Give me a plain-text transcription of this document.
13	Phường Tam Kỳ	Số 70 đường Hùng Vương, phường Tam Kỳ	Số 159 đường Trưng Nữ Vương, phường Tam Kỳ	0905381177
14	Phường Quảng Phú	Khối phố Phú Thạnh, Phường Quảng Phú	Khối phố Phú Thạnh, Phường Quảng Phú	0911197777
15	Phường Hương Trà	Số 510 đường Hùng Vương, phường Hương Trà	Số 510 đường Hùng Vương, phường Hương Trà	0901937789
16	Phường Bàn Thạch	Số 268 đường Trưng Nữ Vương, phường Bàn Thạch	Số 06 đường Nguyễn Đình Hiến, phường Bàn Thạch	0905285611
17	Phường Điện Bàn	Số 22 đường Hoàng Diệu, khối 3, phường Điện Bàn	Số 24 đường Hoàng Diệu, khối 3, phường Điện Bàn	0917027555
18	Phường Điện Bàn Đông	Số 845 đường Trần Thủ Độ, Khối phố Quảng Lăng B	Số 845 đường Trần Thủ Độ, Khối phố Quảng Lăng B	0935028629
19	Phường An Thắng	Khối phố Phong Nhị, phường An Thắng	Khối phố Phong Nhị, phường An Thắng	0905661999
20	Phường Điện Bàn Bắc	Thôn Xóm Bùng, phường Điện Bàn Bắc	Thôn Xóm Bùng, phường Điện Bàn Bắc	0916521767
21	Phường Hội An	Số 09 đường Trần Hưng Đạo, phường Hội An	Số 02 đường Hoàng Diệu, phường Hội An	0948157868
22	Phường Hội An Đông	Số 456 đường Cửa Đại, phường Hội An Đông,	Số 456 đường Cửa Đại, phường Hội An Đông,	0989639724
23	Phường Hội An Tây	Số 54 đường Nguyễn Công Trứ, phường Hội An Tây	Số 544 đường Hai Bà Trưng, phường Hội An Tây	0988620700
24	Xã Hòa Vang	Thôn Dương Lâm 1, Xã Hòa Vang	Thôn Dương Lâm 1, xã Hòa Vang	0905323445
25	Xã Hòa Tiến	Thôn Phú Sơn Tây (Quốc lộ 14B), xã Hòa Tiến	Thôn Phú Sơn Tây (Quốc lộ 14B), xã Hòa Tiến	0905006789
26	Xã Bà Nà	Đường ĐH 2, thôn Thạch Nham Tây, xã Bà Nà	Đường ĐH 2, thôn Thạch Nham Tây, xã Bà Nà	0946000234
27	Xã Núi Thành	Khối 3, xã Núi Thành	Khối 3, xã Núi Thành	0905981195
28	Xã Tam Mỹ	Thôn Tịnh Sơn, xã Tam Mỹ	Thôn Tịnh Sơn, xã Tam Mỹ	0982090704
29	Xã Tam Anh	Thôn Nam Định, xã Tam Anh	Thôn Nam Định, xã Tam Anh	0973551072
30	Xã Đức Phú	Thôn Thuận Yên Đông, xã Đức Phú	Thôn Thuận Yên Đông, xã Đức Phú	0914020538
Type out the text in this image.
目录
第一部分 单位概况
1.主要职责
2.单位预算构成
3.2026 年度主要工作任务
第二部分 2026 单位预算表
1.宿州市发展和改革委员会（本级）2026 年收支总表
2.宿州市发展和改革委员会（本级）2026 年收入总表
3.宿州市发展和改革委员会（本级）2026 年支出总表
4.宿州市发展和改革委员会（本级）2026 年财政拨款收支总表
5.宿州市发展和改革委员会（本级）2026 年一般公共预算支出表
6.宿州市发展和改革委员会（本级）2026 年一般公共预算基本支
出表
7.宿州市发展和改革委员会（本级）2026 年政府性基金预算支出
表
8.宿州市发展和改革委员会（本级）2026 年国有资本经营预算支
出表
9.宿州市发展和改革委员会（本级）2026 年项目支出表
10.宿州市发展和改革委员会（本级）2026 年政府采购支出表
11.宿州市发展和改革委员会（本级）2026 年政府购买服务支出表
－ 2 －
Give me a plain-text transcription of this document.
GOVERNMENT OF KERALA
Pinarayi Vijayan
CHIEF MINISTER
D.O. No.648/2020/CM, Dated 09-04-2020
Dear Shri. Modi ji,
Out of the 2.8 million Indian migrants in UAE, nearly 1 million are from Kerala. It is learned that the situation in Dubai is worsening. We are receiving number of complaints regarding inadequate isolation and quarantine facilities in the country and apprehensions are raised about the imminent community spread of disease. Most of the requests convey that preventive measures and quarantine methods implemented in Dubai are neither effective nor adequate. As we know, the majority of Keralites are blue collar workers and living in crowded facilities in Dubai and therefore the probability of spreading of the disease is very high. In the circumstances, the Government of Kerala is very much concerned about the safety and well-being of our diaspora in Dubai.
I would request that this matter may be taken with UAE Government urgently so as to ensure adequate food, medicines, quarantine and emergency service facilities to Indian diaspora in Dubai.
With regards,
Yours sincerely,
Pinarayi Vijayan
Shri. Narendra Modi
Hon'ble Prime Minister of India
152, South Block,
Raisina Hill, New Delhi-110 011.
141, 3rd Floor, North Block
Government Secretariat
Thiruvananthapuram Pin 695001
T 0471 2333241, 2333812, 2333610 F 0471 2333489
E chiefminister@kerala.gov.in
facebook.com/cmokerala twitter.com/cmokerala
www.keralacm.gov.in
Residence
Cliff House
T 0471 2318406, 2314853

Directive: In the records above, locate the lines holding the word "Hùng". Copy each of them.

Response:
13	Phường Tam Kỳ	Số 70 đường Hùng Vương, phường Tam Kỳ	Số 159 đường Trưng Nữ Vương, phường Tam Kỳ	0905381177
15	Phường Hương Trà	Số 510 đường Hùng Vương, phường Hương Trà	Số 510 đường Hùng Vương, phường Hương Trà	0901937789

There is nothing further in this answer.